## Data shown
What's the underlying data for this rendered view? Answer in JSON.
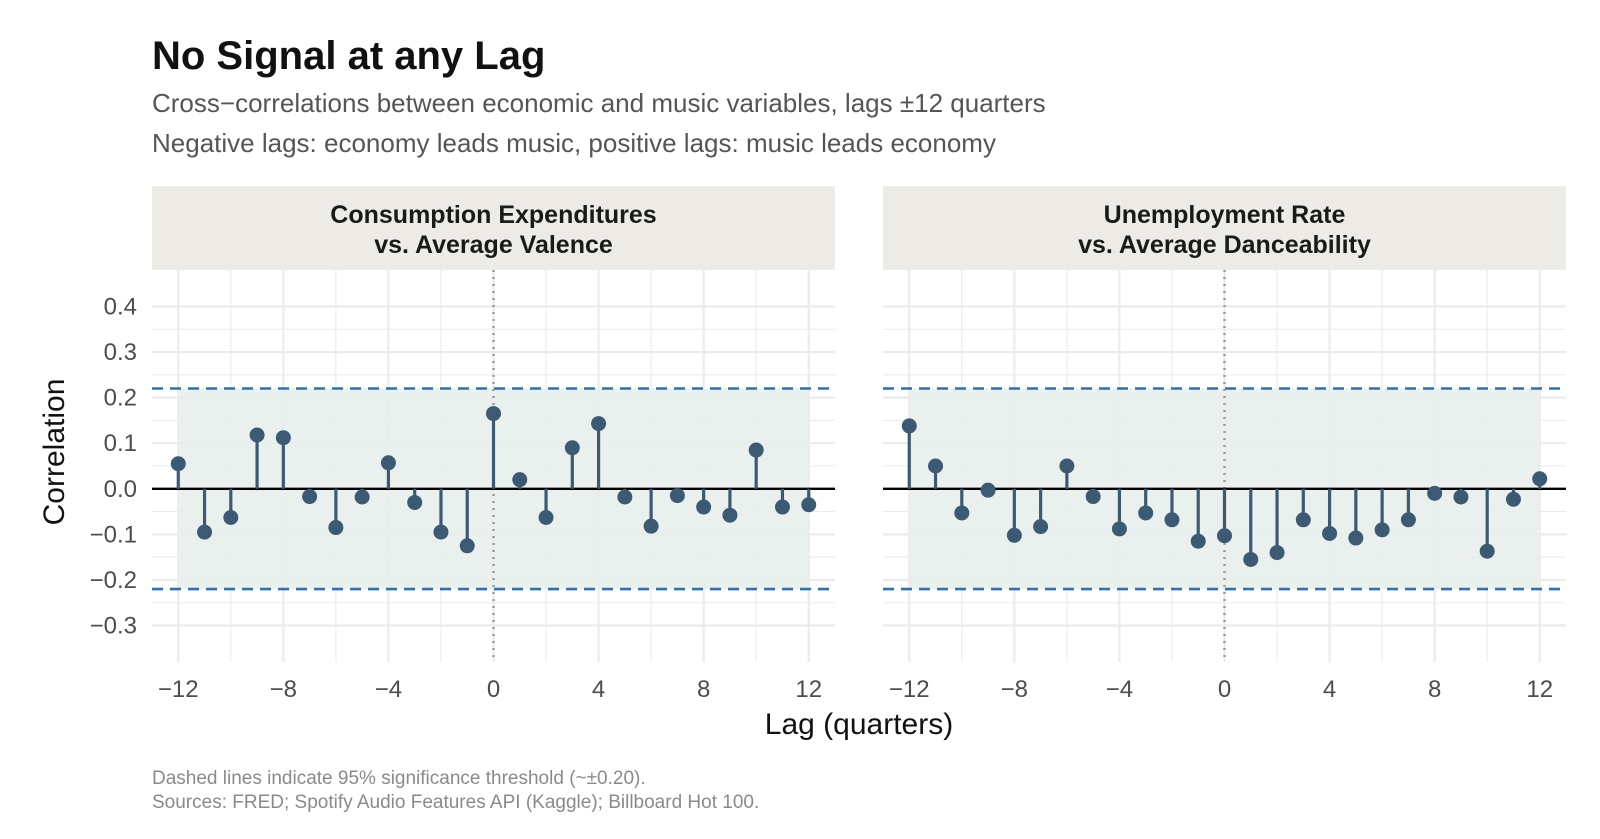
{
  "title": "No Signal at any Lag",
  "subtitle_line1": "Cross−correlations between economic and music variables, lags ±12 quarters",
  "subtitle_line2": "Negative lags: economy leads music, positive lags: music leads economy",
  "caption_line1": "Dashed lines indicate 95% significance threshold (~±0.20).",
  "caption_line2": "Sources: FRED; Spotify Audio Features API (Kaggle); Billboard Hot 100.",
  "colors": {
    "stem": "#3d5a75",
    "threshold": "#3370a8",
    "band": "#e8eeec",
    "strip": "#ecebe5",
    "grid": "#ebebeb",
    "zero": "#000000",
    "vline": "#999999"
  },
  "chart_data": {
    "type": "lollipop",
    "xlabel": "Lag (quarters)",
    "ylabel": "Correlation",
    "xlim": [
      -13,
      13
    ],
    "ylim": [
      -0.38,
      0.48
    ],
    "x_ticks": [
      -12,
      -8,
      -4,
      0,
      4,
      8,
      12
    ],
    "x_tick_labels": [
      "−12",
      "−8",
      "−4",
      "0",
      "4",
      "8",
      "12"
    ],
    "y_ticks": [
      -0.3,
      -0.2,
      -0.1,
      0.0,
      0.1,
      0.2,
      0.3,
      0.4
    ],
    "y_tick_labels": [
      "−0.3",
      "−0.2",
      "−0.1",
      "0.0",
      "0.1",
      "0.2",
      "0.3",
      "0.4"
    ],
    "threshold": 0.22,
    "lags": [
      -12,
      -11,
      -10,
      -9,
      -8,
      -7,
      -6,
      -5,
      -4,
      -3,
      -2,
      -1,
      0,
      1,
      2,
      3,
      4,
      5,
      6,
      7,
      8,
      9,
      10,
      11,
      12
    ],
    "panels": [
      {
        "title_line1": "Consumption Expenditures",
        "title_line2": "vs. Average Valence",
        "values": [
          0.055,
          -0.095,
          -0.063,
          0.118,
          0.112,
          -0.017,
          -0.085,
          -0.018,
          0.057,
          -0.03,
          -0.095,
          -0.125,
          0.165,
          0.02,
          -0.063,
          0.09,
          0.143,
          -0.018,
          -0.082,
          -0.015,
          -0.04,
          -0.058,
          0.085,
          -0.04,
          -0.035
        ]
      },
      {
        "title_line1": "Unemployment Rate",
        "title_line2": "vs. Average Danceability",
        "values": [
          0.138,
          0.05,
          -0.053,
          -0.003,
          -0.102,
          -0.083,
          0.05,
          -0.017,
          -0.088,
          -0.053,
          -0.068,
          -0.115,
          -0.103,
          -0.155,
          -0.14,
          -0.068,
          -0.098,
          -0.108,
          -0.09,
          -0.068,
          -0.01,
          -0.018,
          -0.137,
          -0.023,
          0.022
        ]
      }
    ]
  }
}
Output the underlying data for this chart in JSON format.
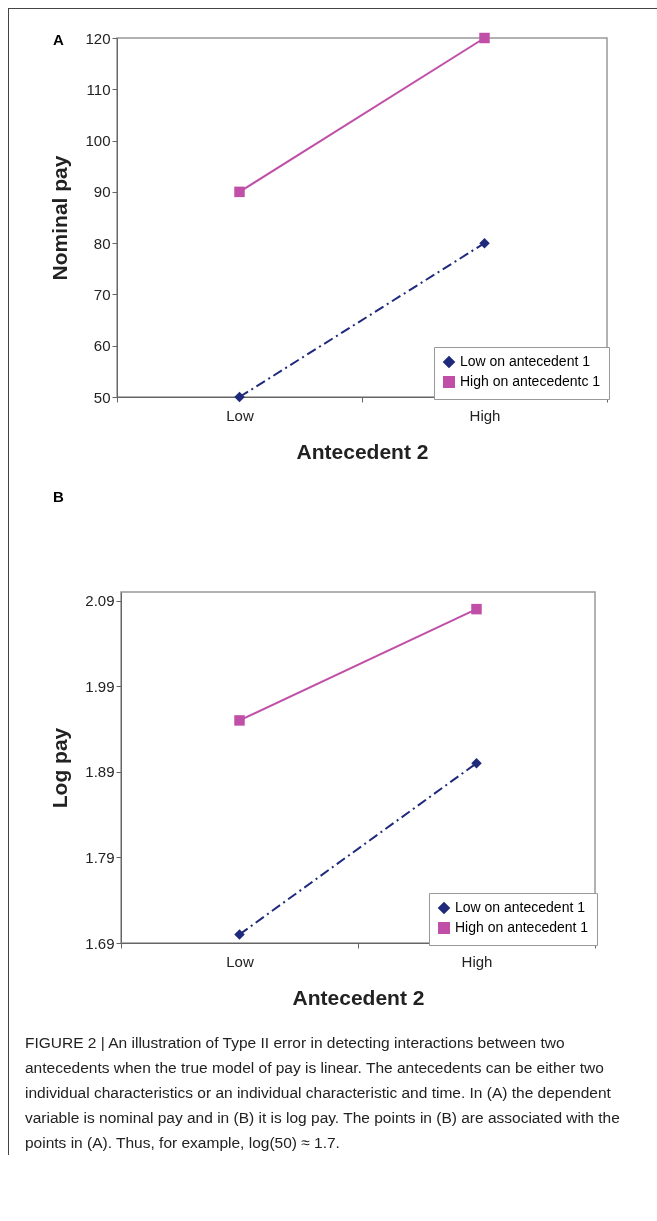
{
  "chart_data": [
    {
      "type": "line",
      "categories": [
        "Low",
        "High"
      ],
      "xlabel": "Antecedent 2",
      "ylabel": "Nominal pay",
      "ylim": [
        50,
        120
      ],
      "yticks": [
        50,
        60,
        70,
        80,
        90,
        100,
        110,
        120
      ],
      "grid": false,
      "legend": "bottom right",
      "annotations": [
        "A"
      ],
      "series": [
        {
          "name": "Low on antecedent 1",
          "color": "#1f2a7c",
          "values": [
            50,
            80
          ],
          "marker": "diamond",
          "line_style": "dashed"
        },
        {
          "name": "High on antecedentc 1",
          "color": "#c04fa8",
          "values": [
            90,
            120
          ],
          "marker": "square",
          "line_style": "solid"
        }
      ]
    },
    {
      "type": "line",
      "categories": [
        "Low",
        "High"
      ],
      "xlabel": "Antecedent 2",
      "ylabel": "Log pay",
      "ylim": [
        1.69,
        2.1
      ],
      "yticks": [
        1.69,
        1.79,
        1.89,
        1.99,
        2.09
      ],
      "grid": false,
      "legend": "bottom right",
      "annotations": [
        "B",
        "FIGURE 2 | An illustration of Type II error in detecting interactions between two antecedents when the true model of pay is linear. The antecedents can be either two individual characteristics or an individual characteristic and time. In (A) the dependent variable is nominal pay and in (B) it is log pay. The points in (B) are associated with the points in (A). Thus, for example, log(50) ≈ 1.7."
      ],
      "series": [
        {
          "name": "Low on antecedent 1",
          "color": "#1f2a7c",
          "values": [
            1.7,
            1.9
          ],
          "marker": "diamond",
          "line_style": "dashed"
        },
        {
          "name": "High on antecedent 1",
          "color": "#c04fa8",
          "values": [
            1.95,
            2.08
          ],
          "marker": "square",
          "line_style": "solid"
        }
      ]
    }
  ]
}
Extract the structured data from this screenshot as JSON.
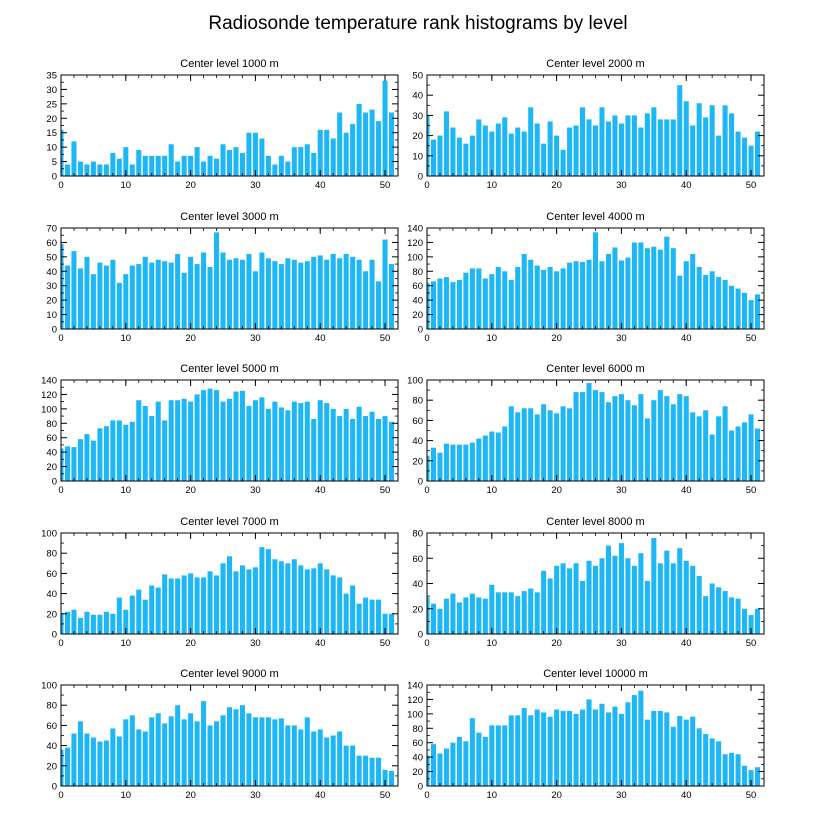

## Stated goal
Omit the pictures and give the material again, exactly and in full.

## Full response
What's the underlying data for this rendered view? Answer in JSON.
{
  "title": "No Signal at any Lag",
  "subtitle_line1": "Cross−correlations between economic and music variables, lags ±12 quarters",
  "subtitle_line2": "Negative lags: economy leads music, positive lags: music leads economy",
  "caption_line1": "Dashed lines indicate 95% significance threshold (~±0.20).",
  "caption_line2": "Sources: FRED; Spotify Audio Features API (Kaggle); Billboard Hot 100.",
  "colors": {
    "stem": "#3d5a75",
    "threshold": "#3370a8",
    "band": "#e8eeec",
    "strip": "#ecebe5",
    "grid": "#ebebeb",
    "zero": "#000000",
    "vline": "#999999"
  },
  "chart_data": {
    "type": "lollipop",
    "xlabel": "Lag (quarters)",
    "ylabel": "Correlation",
    "xlim": [
      -13,
      13
    ],
    "ylim": [
      -0.38,
      0.48
    ],
    "x_ticks": [
      -12,
      -8,
      -4,
      0,
      4,
      8,
      12
    ],
    "x_tick_labels": [
      "−12",
      "−8",
      "−4",
      "0",
      "4",
      "8",
      "12"
    ],
    "y_ticks": [
      -0.3,
      -0.2,
      -0.1,
      0.0,
      0.1,
      0.2,
      0.3,
      0.4
    ],
    "y_tick_labels": [
      "−0.3",
      "−0.2",
      "−0.1",
      "0.0",
      "0.1",
      "0.2",
      "0.3",
      "0.4"
    ],
    "threshold": 0.22,
    "lags": [
      -12,
      -11,
      -10,
      -9,
      -8,
      -7,
      -6,
      -5,
      -4,
      -3,
      -2,
      -1,
      0,
      1,
      2,
      3,
      4,
      5,
      6,
      7,
      8,
      9,
      10,
      11,
      12
    ],
    "panels": [
      {
        "title_line1": "Consumption Expenditures",
        "title_line2": "vs. Average Valence",
        "values": [
          0.055,
          -0.095,
          -0.063,
          0.118,
          0.112,
          -0.017,
          -0.085,
          -0.018,
          0.057,
          -0.03,
          -0.095,
          -0.125,
          0.165,
          0.02,
          -0.063,
          0.09,
          0.143,
          -0.018,
          -0.082,
          -0.015,
          -0.04,
          -0.058,
          0.085,
          -0.04,
          -0.035
        ]
      },
      {
        "title_line1": "Unemployment Rate",
        "title_line2": "vs. Average Danceability",
        "values": [
          0.138,
          0.05,
          -0.053,
          -0.003,
          -0.102,
          -0.083,
          0.05,
          -0.017,
          -0.088,
          -0.053,
          -0.068,
          -0.115,
          -0.103,
          -0.155,
          -0.14,
          -0.068,
          -0.098,
          -0.108,
          -0.09,
          -0.068,
          -0.01,
          -0.018,
          -0.137,
          -0.023,
          0.022
        ]
      }
    ]
  }
}
Output the underlying data for this chart in JSON format.
{
  "chart_data": [
    {
      "type": "line",
      "categories": [
        "Low",
        "High"
      ],
      "xlabel": "Antecedent 2",
      "ylabel": "Nominal pay",
      "ylim": [
        50,
        120
      ],
      "yticks": [
        50,
        60,
        70,
        80,
        90,
        100,
        110,
        120
      ],
      "grid": false,
      "legend": "bottom right",
      "annotations": [
        "A"
      ],
      "series": [
        {
          "name": "Low on antecedent 1",
          "color": "#1f2a7c",
          "values": [
            50,
            80
          ],
          "marker": "diamond",
          "line_style": "dashed"
        },
        {
          "name": "High on antecedentc 1",
          "color": "#c04fa8",
          "values": [
            90,
            120
          ],
          "marker": "square",
          "line_style": "solid"
        }
      ]
    },
    {
      "type": "line",
      "categories": [
        "Low",
        "High"
      ],
      "xlabel": "Antecedent 2",
      "ylabel": "Log pay",
      "ylim": [
        1.69,
        2.1
      ],
      "yticks": [
        1.69,
        1.79,
        1.89,
        1.99,
        2.09
      ],
      "grid": false,
      "legend": "bottom right",
      "annotations": [
        "B",
        "FIGURE 2 | An illustration of Type II error in detecting interactions between two antecedents when the true model of pay is linear. The antecedents can be either two individual characteristics or an individual characteristic and time. In (A) the dependent variable is nominal pay and in (B) it is log pay. The points in (B) are associated with the points in (A). Thus, for example, log(50) ≈ 1.7."
      ],
      "series": [
        {
          "name": "Low on antecedent 1",
          "color": "#1f2a7c",
          "values": [
            1.7,
            1.9
          ],
          "marker": "diamond",
          "line_style": "dashed"
        },
        {
          "name": "High on antecedent 1",
          "color": "#c04fa8",
          "values": [
            1.95,
            2.08
          ],
          "marker": "square",
          "line_style": "solid"
        }
      ]
    }
  ]
}
Extract the structured data from this screenshot as JSON.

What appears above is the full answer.